Website and app data records:

○ ○ ○

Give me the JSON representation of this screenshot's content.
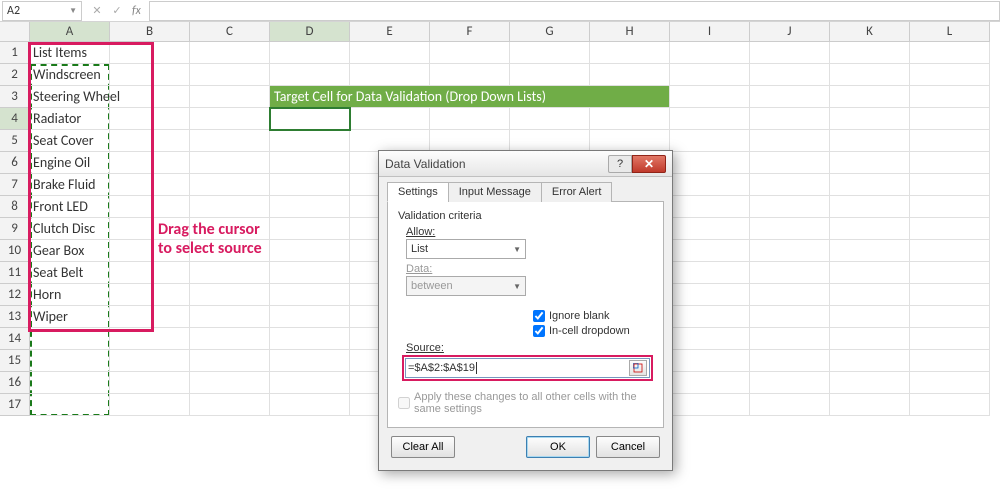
{
  "namebox": {
    "value": "A2"
  },
  "fx": {
    "cancel": "✕",
    "confirm": "✓",
    "fx_label": "fx"
  },
  "columns": [
    "A",
    "B",
    "C",
    "D",
    "E",
    "F",
    "G",
    "H",
    "I",
    "J",
    "K",
    "L"
  ],
  "rows": [
    1,
    2,
    3,
    4,
    5,
    6,
    7,
    8,
    9,
    10,
    11,
    12,
    13,
    14,
    15,
    16,
    17
  ],
  "cells": {
    "A1": "List Items",
    "A2": "Windscreen",
    "A3": "Steering Wheel",
    "A4": "Radiator",
    "A5": "Seat Cover",
    "A6": "Engine Oil",
    "A7": "Brake Fluid",
    "A8": "Front LED",
    "A9": "Clutch Disc",
    "A10": "Gear Box",
    "A11": "Seat Belt",
    "A12": "Horn",
    "A13": "Wiper"
  },
  "banner": {
    "text": "Target Cell for Data Validation (Drop Down Lists)"
  },
  "annotation": {
    "line1": "Drag the cursor",
    "line2": "to select source"
  },
  "dialog": {
    "title": "Data Validation",
    "tabs": {
      "settings": "Settings",
      "input_message": "Input Message",
      "error_alert": "Error Alert"
    },
    "criteria_label": "Validation criteria",
    "allow_label": "Allow:",
    "allow_value": "List",
    "data_label": "Data:",
    "data_value": "between",
    "ignore_blank": "Ignore blank",
    "incell_dd": "In-cell dropdown",
    "source_label": "Source:",
    "source_value": "=$A$2:$A$19",
    "apply_label": "Apply these changes to all other cells with the same settings",
    "clear_all": "Clear All",
    "ok": "OK",
    "cancel": "Cancel",
    "help": "?",
    "close": "✕"
  }
}
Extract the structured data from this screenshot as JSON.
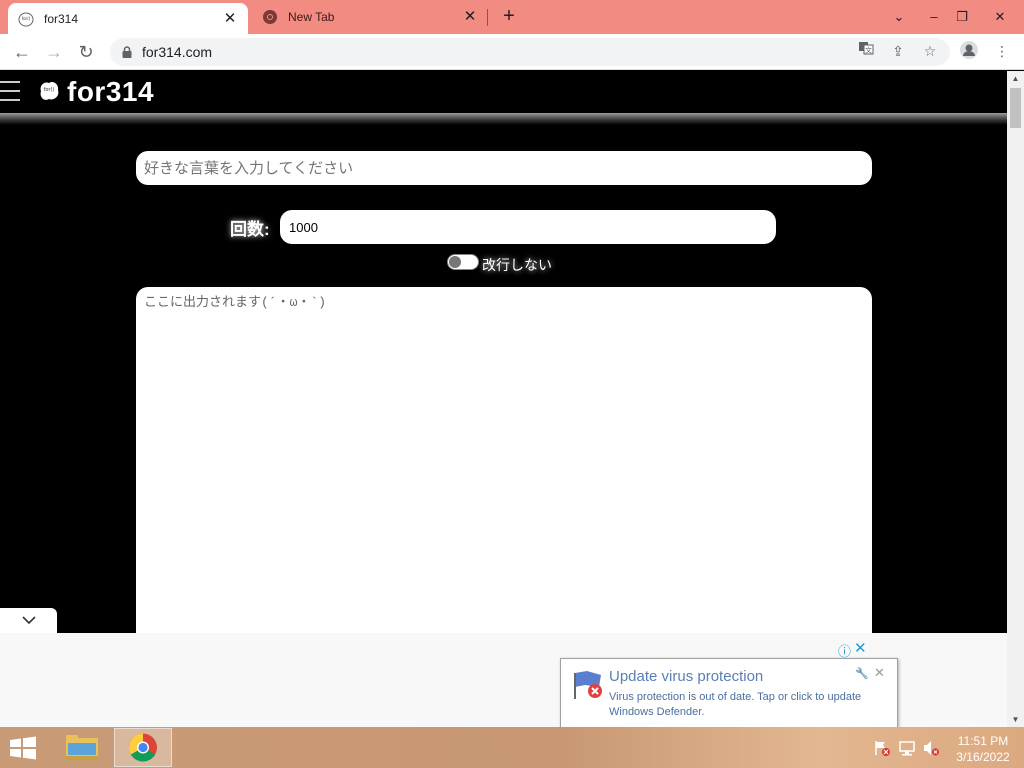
{
  "browser": {
    "tabs": [
      {
        "title": "for314",
        "active": true
      },
      {
        "title": "New Tab",
        "active": false
      }
    ],
    "url": "for314.com"
  },
  "site": {
    "logo_text": "for314",
    "word_input": {
      "placeholder": "好きな言葉を入力してください",
      "value": ""
    },
    "count": {
      "label": "回数:",
      "value": "1000"
    },
    "newline_toggle": {
      "label": "改行しない",
      "on": false
    },
    "output": {
      "placeholder": "ここに出力されます(´・ω・`)",
      "value": ""
    }
  },
  "ad": {
    "notification": {
      "title": "Update virus protection",
      "body": "Virus protection is out of date. Tap or click to update Windows Defender."
    }
  },
  "taskbar": {
    "time": "11:51 PM",
    "date": "3/16/2022"
  },
  "colors": {
    "tabstrip": "#f28b82",
    "page_background": "#000000",
    "accent_link": "#1a9bd7"
  }
}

○ ○ ○

> **Exercise description**
Reproduce the data verbatim. Do not carry any picture into the copy.

> **Output of the exercise**
Give me the JSON representation of this screenshot's content.
{
  "namebox": {
    "value": "A2"
  },
  "fx": {
    "cancel": "✕",
    "confirm": "✓",
    "fx_label": "fx"
  },
  "columns": [
    "A",
    "B",
    "C",
    "D",
    "E",
    "F",
    "G",
    "H",
    "I",
    "J",
    "K",
    "L"
  ],
  "rows": [
    1,
    2,
    3,
    4,
    5,
    6,
    7,
    8,
    9,
    10,
    11,
    12,
    13,
    14,
    15,
    16,
    17
  ],
  "cells": {
    "A1": "List Items",
    "A2": "Windscreen",
    "A3": "Steering Wheel",
    "A4": "Radiator",
    "A5": "Seat Cover",
    "A6": "Engine Oil",
    "A7": "Brake Fluid",
    "A8": "Front LED",
    "A9": "Clutch Disc",
    "A10": "Gear Box",
    "A11": "Seat Belt",
    "A12": "Horn",
    "A13": "Wiper"
  },
  "banner": {
    "text": "Target Cell for Data Validation (Drop Down Lists)"
  },
  "annotation": {
    "line1": "Drag the cursor",
    "line2": "to select source"
  },
  "dialog": {
    "title": "Data Validation",
    "tabs": {
      "settings": "Settings",
      "input_message": "Input Message",
      "error_alert": "Error Alert"
    },
    "criteria_label": "Validation criteria",
    "allow_label": "Allow:",
    "allow_value": "List",
    "data_label": "Data:",
    "data_value": "between",
    "ignore_blank": "Ignore blank",
    "incell_dd": "In-cell dropdown",
    "source_label": "Source:",
    "source_value": "=$A$2:$A$19",
    "apply_label": "Apply these changes to all other cells with the same settings",
    "clear_all": "Clear All",
    "ok": "OK",
    "cancel": "Cancel",
    "help": "?",
    "close": "✕"
  }
}
Extract the structured data from this screenshot as JSON.
{
  "browser": {
    "tabs": [
      {
        "title": "for314",
        "active": true
      },
      {
        "title": "New Tab",
        "active": false
      }
    ],
    "url": "for314.com"
  },
  "site": {
    "logo_text": "for314",
    "word_input": {
      "placeholder": "好きな言葉を入力してください",
      "value": ""
    },
    "count": {
      "label": "回数:",
      "value": "1000"
    },
    "newline_toggle": {
      "label": "改行しない",
      "on": false
    },
    "output": {
      "placeholder": "ここに出力されます(´・ω・`)",
      "value": ""
    }
  },
  "ad": {
    "notification": {
      "title": "Update virus protection",
      "body": "Virus protection is out of date. Tap or click to update Windows Defender."
    }
  },
  "taskbar": {
    "time": "11:51 PM",
    "date": "3/16/2022"
  },
  "colors": {
    "tabstrip": "#f28b82",
    "page_background": "#000000",
    "accent_link": "#1a9bd7"
  }
}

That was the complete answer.